**Provided records**
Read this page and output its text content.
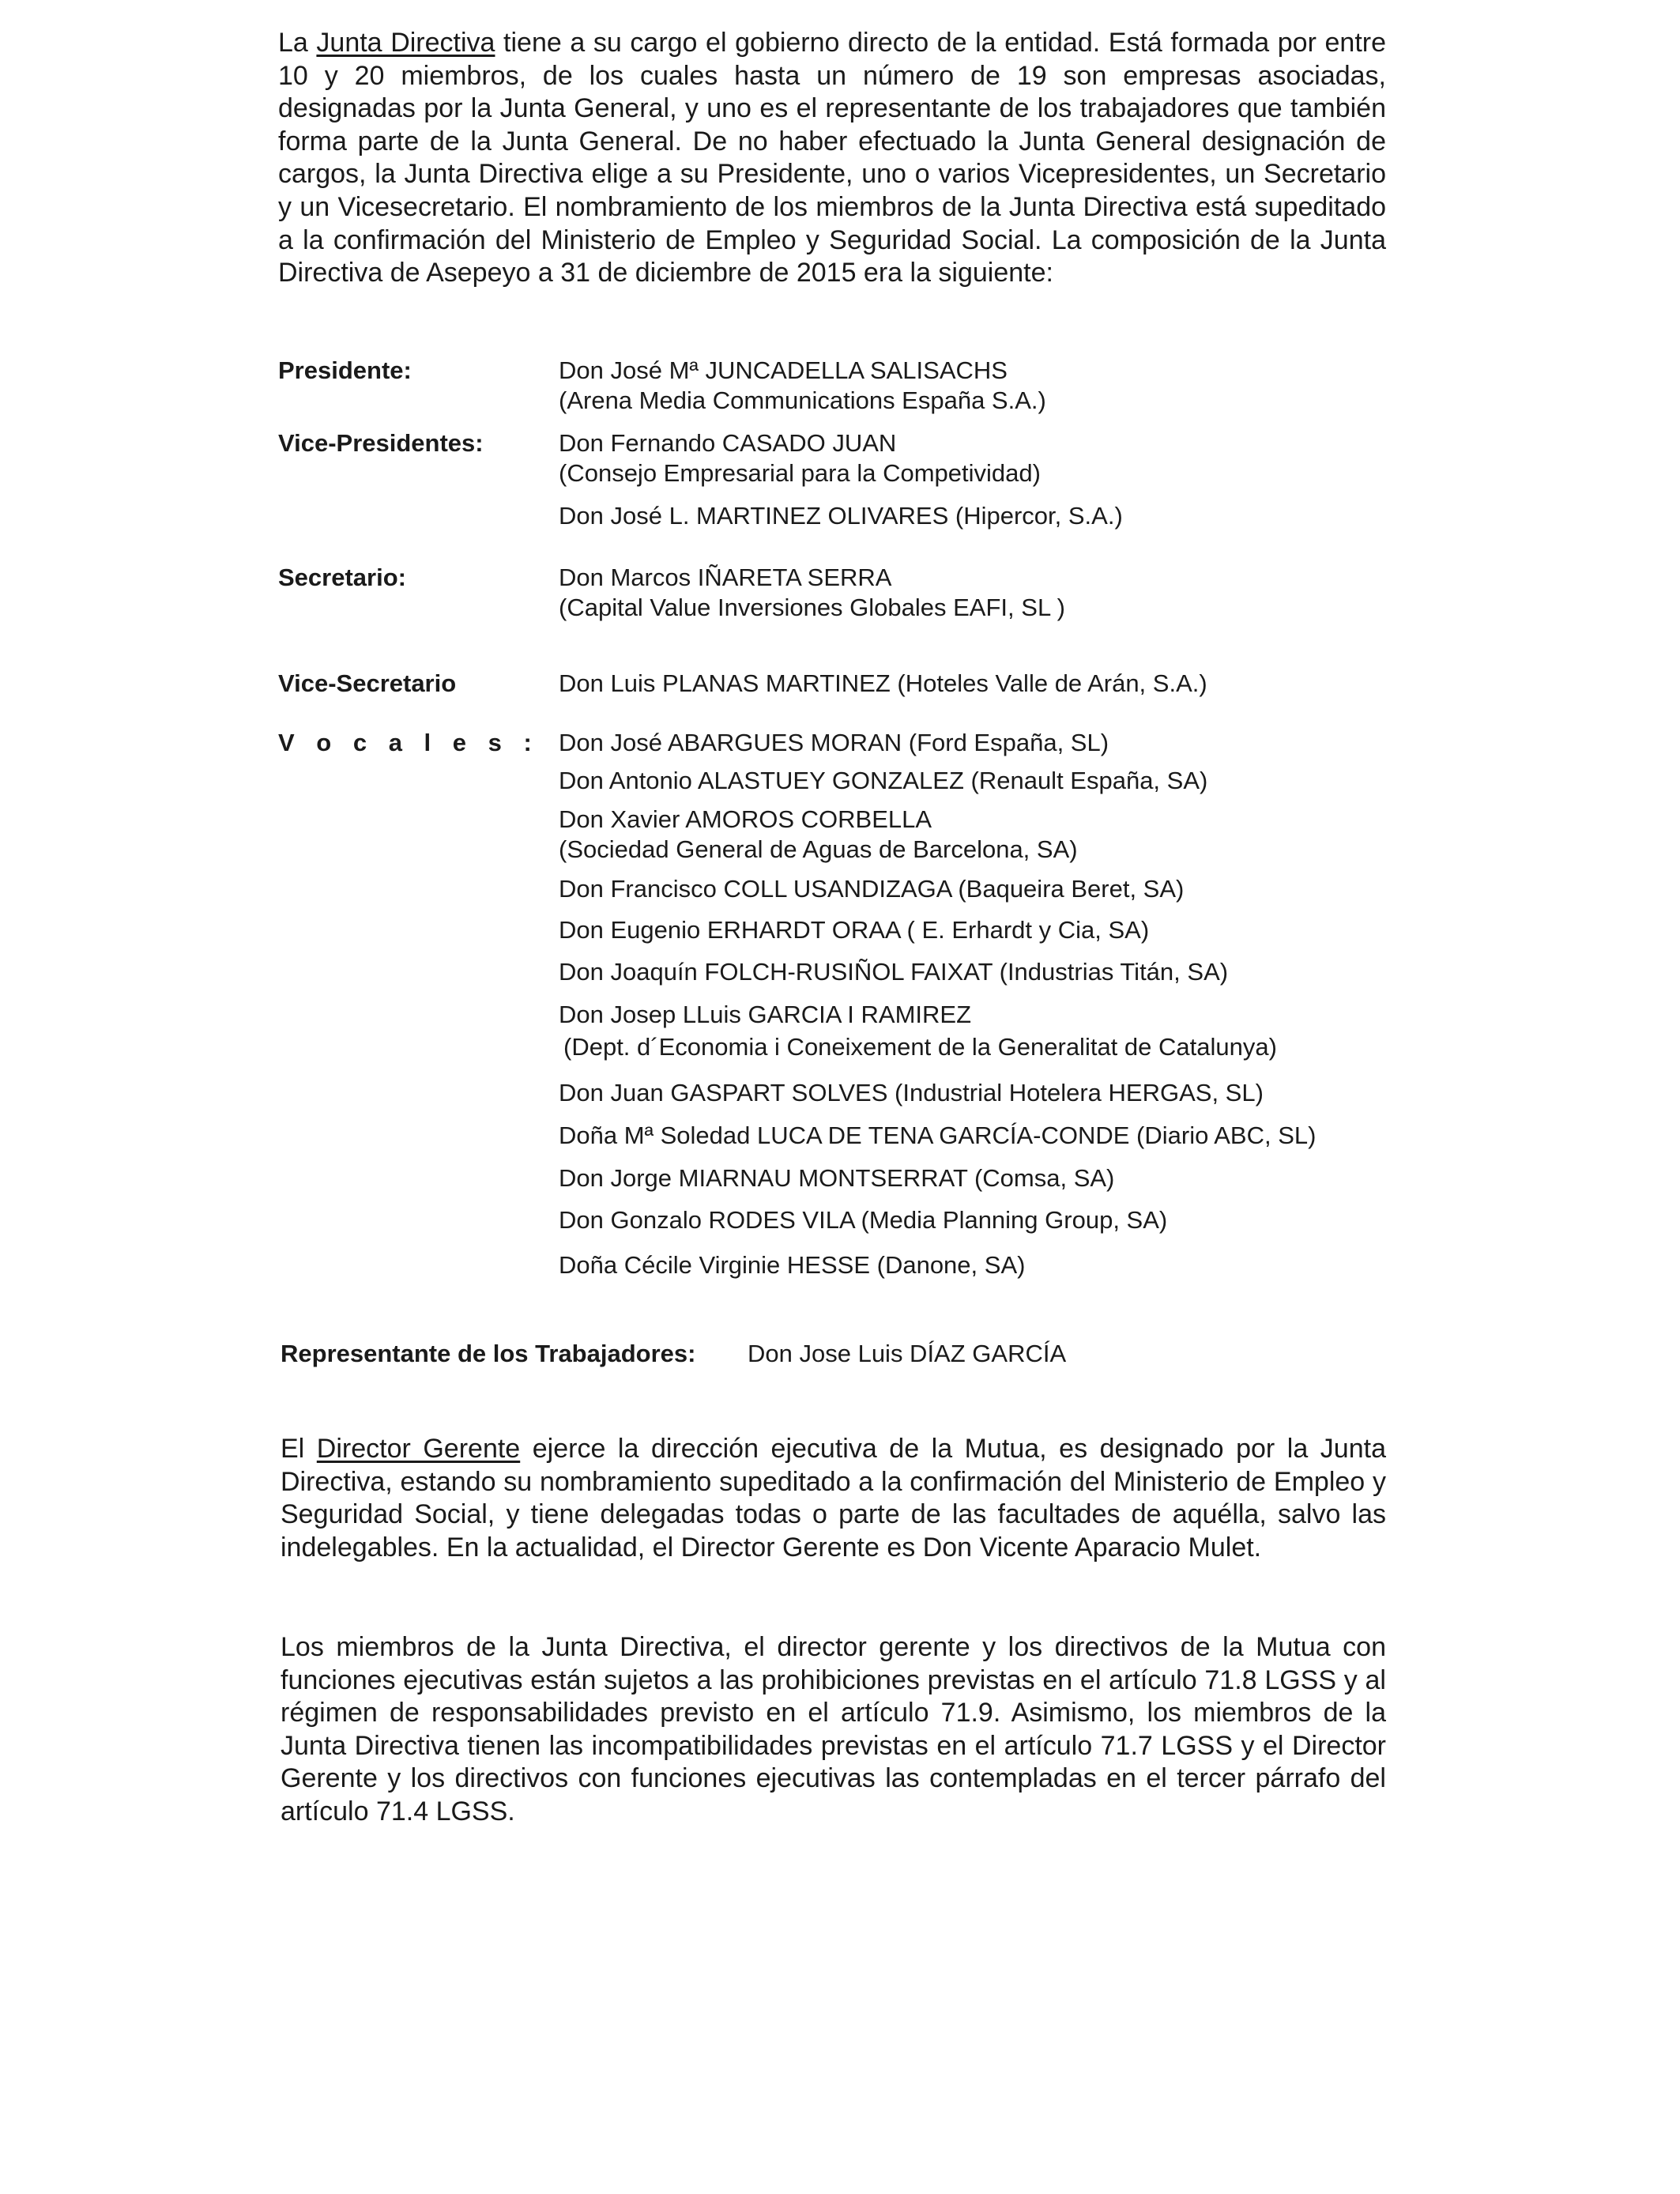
La Junta Directiva tiene a su cargo el gobierno directo de la entidad. Está formada por entre 10 y 20 miembros, de los cuales hasta un número de 19 son empresas asociadas, designadas por la Junta General, y uno es el representante de los trabajadores que también forma parte de la Junta General. De no haber efectuado la Junta General designación de cargos, la Junta Directiva elige a su Presidente, uno o varios Vicepresidentes, un Secretario y un Vicesecretario. El nombramiento de los miembros de la Junta Directiva está supeditado a la confirmación del Ministerio de Empleo y Seguridad Social. La composición de la Junta Directiva de Asepeyo a 31 de diciembre de 2015 era la siguiente:
Presidente:	Don José Mª JUNCADELLA SALISACHS
(Arena Media Communications España S.A.)
Vice-Presidentes:	Don Fernando CASADO JUAN
(Consejo Empresarial para la Competividad)
Don José L. MARTINEZ OLIVARES (Hipercor, S.A.)
Secretario:	Don Marcos IÑARETA SERRA
(Capital Value Inversiones Globales EAFI, SL )
Vice-Secretario	Don Luis PLANAS MARTINEZ (Hoteles Valle de Arán, S.A.)
V o c a l e s : Don José ABARGUES MORAN (Ford España, SL)
Don Antonio ALASTUEY GONZALEZ (Renault España, SA)
Don Xavier AMOROS CORBELLA
(Sociedad General de Aguas de Barcelona, SA)
Don Francisco COLL USANDIZAGA (Baqueira Beret, SA)
Don Eugenio ERHARDT ORAA ( E. Erhardt y Cia, SA)
Don Joaquín FOLCH-RUSIÑOL FAIXAT (Industrias Titán, SA)
Don Josep LLuis GARCIA I RAMIREZ
(Dept. d´Economia i Coneixement de la Generalitat de Catalunya)
Don Juan GASPART SOLVES (Industrial Hotelera HERGAS, SL)
Doña Mª Soledad LUCA DE TENA GARCÍA-CONDE (Diario ABC, SL)
Don Jorge MIARNAU MONTSERRAT (Comsa, SA)
Don Gonzalo RODES VILA (Media Planning Group, SA)
Doña Cécile Virginie HESSE (Danone, SA)
Representante de los Trabajadores: Don Jose Luis DÍAZ GARCÍA
El Director Gerente ejerce la dirección ejecutiva de la Mutua, es designado por la Junta Directiva, estando su nombramiento supeditado a la confirmación del Ministerio de Empleo y Seguridad Social, y tiene delegadas todas o parte de las facultades de aquélla, salvo las indelegables. En la actualidad, el Director Gerente es Don Vicente Aparacio Mulet.
Los miembros de la Junta Directiva, el director gerente y los directivos de la Mutua con funciones ejecutivas están sujetos a las prohibiciones previstas en el artículo 71.8 LGSS y al régimen de responsabilidades previsto en el artículo 71.9. Asimismo, los miembros de la Junta Directiva tienen las incompatibilidades previstas en el artículo 71.7 LGSS y el Director Gerente y los directivos con funciones ejecutivas las contempladas en el tercer párrafo del artículo 71.4 LGSS.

**The problem**
Leave the images out and output the remaining material exactly as it stands.

**Finished exercise**
Read this page and output its text content.
La Junta Directiva tiene a su cargo el gobierno directo de la entidad. Está formada por entre 10 y 20 miembros, de los cuales hasta un número de 19 son empresas asociadas, designadas por la Junta General, y uno es el representante de los trabajadores que también forma parte de la Junta General. De no haber efectuado la Junta General designación de cargos, la Junta Directiva elige a su Presidente, uno o varios Vicepresidentes, un Secretario y un Vicesecretario. El nombramiento de los miembros de la Junta Directiva está supeditado a la confirmación del Ministerio de Empleo y Seguridad Social. La composición de la Junta Directiva de Asepeyo a 31 de diciembre de 2015 era la siguiente:
Presidente:	Don José Mª JUNCADELLA SALISACHS
(Arena Media Communications España S.A.)
Vice-Presidentes:	Don Fernando CASADO JUAN
(Consejo Empresarial para la Competividad)
Don José L. MARTINEZ OLIVARES (Hipercor, S.A.)
Secretario:	Don Marcos IÑARETA SERRA
(Capital Value Inversiones Globales EAFI, SL )
Vice-Secretario	Don Luis PLANAS MARTINEZ (Hoteles Valle de Arán, S.A.)
V o c a l e s : Don José ABARGUES MORAN (Ford España, SL)
Don Antonio ALASTUEY GONZALEZ (Renault España, SA)
Don Xavier AMOROS CORBELLA
(Sociedad General de Aguas de Barcelona, SA)
Don Francisco COLL USANDIZAGA (Baqueira Beret, SA)
Don Eugenio ERHARDT ORAA ( E. Erhardt y Cia, SA)
Don Joaquín FOLCH-RUSIÑOL FAIXAT (Industrias Titán, SA)
Don Josep LLuis GARCIA I RAMIREZ
(Dept. d´Economia i Coneixement de la Generalitat de Catalunya)
Don Juan GASPART SOLVES (Industrial Hotelera HERGAS, SL)
Doña Mª Soledad LUCA DE TENA GARCÍA-CONDE (Diario ABC, SL)
Don Jorge MIARNAU MONTSERRAT (Comsa, SA)
Don Gonzalo RODES VILA (Media Planning Group, SA)
Doña Cécile Virginie HESSE (Danone, SA)
Representante de los Trabajadores: Don Jose Luis DÍAZ GARCÍA
El Director Gerente ejerce la dirección ejecutiva de la Mutua, es designado por la Junta Directiva, estando su nombramiento supeditado a la confirmación del Ministerio de Empleo y Seguridad Social, y tiene delegadas todas o parte de las facultades de aquélla, salvo las indelegables. En la actualidad, el Director Gerente es Don Vicente Aparacio Mulet.
Los miembros de la Junta Directiva, el director gerente y los directivos de la Mutua con funciones ejecutivas están sujetos a las prohibiciones previstas en el artículo 71.8 LGSS y al régimen de responsabilidades previsto en el artículo 71.9. Asimismo, los miembros de la Junta Directiva tienen las incompatibilidades previstas en el artículo 71.7 LGSS y el Director Gerente y los directivos con funciones ejecutivas las contempladas en el tercer párrafo del artículo 71.4 LGSS.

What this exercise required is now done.